> CONSIGNES:
• A. Répondez à ces questions sur le texte consacré à la mission Chang'e 6 :
(i) En quelle année la mission Chang'e 1 a-t-elle eu lieu ?
(ii) Dans quelle ville l'instrument Dorn a-t-il été construit ?
(iii) En quelle année l'accord de coopération entre la France et la Chine a-t-il été signé ?
• B. Traduisez en anglais, s'il vous plaît, cette phrase du texte consacré à la mission Chang'e 6 : « Dans la mythologie chinoise, Chang'e est la déesse de la Lune. »

Dans la mythologie chinoise, Chang'e est la déesse de la Lune. C'est également le nom choisi par la république populaire pour son programme d'exploration lunaire. « Dès 2007, avec la mission Chang'e 1, la Chine s'est positionnée en orbite autour de la Lune avant d'alunir avec un rover en 2013 puis de tester le retour automatique d'échantillons fin 2020 », rappelle Pierre-Yves Meslin, responsable scientifique de l'instrument Dorn.
Cet instrument, construit à Toulouse par l'Irap (Institut de recherche en astrophysique et planétologie) sous la maîtrise d'ouvrage du Cnes, doit permettre à la Chine, avec sa mission Chang'e 6, de réussir une nouvelle grande première mondiale : récolter des échantillons sur la face cachée de la Lune. En effet, jusqu'à présent, les missions américaines Apollo et soviétiques Luna n'avaient foré dans le régolithe uniquement sur la face visible du satellite naturel de la Terre.
La France, n'ayant pas les moyens à elle seule de financer une mission lunaire, voit dans cette contribution au programme chinois l'opportunité d'y aller. L'accord de coopération avait été signé en 2019 lors de la visite du président Emmanuel Macron en Chine alors que la France a déjà travaillé de concert avec la nation asiatique sur le satellite d'océanographie CFOSAT et a livré des instruments de la mission SVOM pour l'observation des sursauts gamma.

> EXTRAITS DES ENTRÉES:

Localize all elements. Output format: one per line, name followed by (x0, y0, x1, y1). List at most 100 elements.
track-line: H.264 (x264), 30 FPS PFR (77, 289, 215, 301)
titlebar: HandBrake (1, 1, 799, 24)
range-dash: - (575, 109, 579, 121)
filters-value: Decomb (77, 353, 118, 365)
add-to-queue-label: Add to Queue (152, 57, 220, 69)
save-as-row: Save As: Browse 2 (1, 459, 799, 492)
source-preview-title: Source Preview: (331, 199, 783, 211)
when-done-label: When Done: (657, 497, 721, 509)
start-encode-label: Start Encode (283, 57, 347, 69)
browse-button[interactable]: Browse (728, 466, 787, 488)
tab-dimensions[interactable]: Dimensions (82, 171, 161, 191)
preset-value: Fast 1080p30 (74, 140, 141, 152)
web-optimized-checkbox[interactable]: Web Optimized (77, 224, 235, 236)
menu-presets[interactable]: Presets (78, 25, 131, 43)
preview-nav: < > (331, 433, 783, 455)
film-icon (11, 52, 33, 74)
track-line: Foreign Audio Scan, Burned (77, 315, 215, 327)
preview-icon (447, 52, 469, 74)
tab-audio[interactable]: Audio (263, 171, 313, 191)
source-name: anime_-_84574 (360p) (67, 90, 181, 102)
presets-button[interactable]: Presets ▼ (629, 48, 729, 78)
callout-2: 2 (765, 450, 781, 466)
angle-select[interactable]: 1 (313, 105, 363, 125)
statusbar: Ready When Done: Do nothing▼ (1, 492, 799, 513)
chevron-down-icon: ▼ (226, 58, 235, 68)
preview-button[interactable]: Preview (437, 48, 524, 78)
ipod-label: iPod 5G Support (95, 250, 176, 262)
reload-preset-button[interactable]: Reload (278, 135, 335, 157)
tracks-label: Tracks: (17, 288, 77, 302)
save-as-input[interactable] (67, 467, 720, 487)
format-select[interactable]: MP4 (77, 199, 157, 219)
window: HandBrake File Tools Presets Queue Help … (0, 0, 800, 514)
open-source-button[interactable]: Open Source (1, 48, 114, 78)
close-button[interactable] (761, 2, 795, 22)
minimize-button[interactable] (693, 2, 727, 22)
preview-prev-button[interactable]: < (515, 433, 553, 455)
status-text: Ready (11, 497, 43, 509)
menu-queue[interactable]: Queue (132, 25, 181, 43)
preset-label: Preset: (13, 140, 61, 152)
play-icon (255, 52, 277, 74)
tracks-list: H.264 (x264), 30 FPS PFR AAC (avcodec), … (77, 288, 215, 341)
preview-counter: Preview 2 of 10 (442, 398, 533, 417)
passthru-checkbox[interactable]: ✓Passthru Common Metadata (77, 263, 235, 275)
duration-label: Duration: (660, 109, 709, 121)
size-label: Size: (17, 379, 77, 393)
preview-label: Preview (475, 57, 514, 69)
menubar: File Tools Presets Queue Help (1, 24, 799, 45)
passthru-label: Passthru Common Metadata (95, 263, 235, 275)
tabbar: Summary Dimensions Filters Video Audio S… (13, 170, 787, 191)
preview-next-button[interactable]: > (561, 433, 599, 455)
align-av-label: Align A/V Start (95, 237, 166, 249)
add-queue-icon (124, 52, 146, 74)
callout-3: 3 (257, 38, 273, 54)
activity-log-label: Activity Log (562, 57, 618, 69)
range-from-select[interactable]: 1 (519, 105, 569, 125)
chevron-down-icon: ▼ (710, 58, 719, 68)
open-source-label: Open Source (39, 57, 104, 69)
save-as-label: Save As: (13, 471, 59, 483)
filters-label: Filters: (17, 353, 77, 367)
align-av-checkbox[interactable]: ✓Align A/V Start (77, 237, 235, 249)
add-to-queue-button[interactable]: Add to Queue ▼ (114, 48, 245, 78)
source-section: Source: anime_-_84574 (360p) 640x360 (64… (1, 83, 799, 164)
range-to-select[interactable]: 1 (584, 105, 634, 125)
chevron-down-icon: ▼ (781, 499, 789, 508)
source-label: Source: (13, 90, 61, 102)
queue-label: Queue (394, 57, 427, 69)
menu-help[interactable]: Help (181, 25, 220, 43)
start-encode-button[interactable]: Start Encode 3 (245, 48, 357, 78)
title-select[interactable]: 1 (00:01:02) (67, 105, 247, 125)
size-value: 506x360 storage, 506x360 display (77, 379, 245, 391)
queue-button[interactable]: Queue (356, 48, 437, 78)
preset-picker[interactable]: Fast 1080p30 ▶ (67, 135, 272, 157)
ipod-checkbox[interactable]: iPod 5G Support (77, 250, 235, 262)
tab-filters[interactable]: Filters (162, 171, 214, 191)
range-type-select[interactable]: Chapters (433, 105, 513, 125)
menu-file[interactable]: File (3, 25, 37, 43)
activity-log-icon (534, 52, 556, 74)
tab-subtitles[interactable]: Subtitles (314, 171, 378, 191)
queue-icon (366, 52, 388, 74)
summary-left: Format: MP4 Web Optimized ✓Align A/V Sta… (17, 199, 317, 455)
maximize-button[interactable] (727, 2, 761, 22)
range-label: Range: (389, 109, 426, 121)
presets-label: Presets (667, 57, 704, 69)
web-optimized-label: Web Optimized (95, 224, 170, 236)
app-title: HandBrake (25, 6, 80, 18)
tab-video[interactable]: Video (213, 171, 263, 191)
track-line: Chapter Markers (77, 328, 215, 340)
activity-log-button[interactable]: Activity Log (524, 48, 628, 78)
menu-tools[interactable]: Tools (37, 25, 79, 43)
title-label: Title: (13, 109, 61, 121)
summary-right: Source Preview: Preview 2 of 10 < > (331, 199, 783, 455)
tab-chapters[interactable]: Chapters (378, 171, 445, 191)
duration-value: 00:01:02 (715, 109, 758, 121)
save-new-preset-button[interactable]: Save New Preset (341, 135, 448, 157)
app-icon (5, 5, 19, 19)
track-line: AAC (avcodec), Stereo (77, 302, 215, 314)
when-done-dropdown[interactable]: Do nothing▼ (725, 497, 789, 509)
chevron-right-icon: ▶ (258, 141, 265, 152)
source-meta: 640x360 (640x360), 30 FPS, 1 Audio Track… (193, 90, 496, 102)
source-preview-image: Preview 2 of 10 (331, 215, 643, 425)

> RÉPONSES:
• A.
(i) En 2007.
(ii) À Toulouse.
(iii) En 2019.

• B. In Chinese mythology, Chang'e is the goddess of the Moon.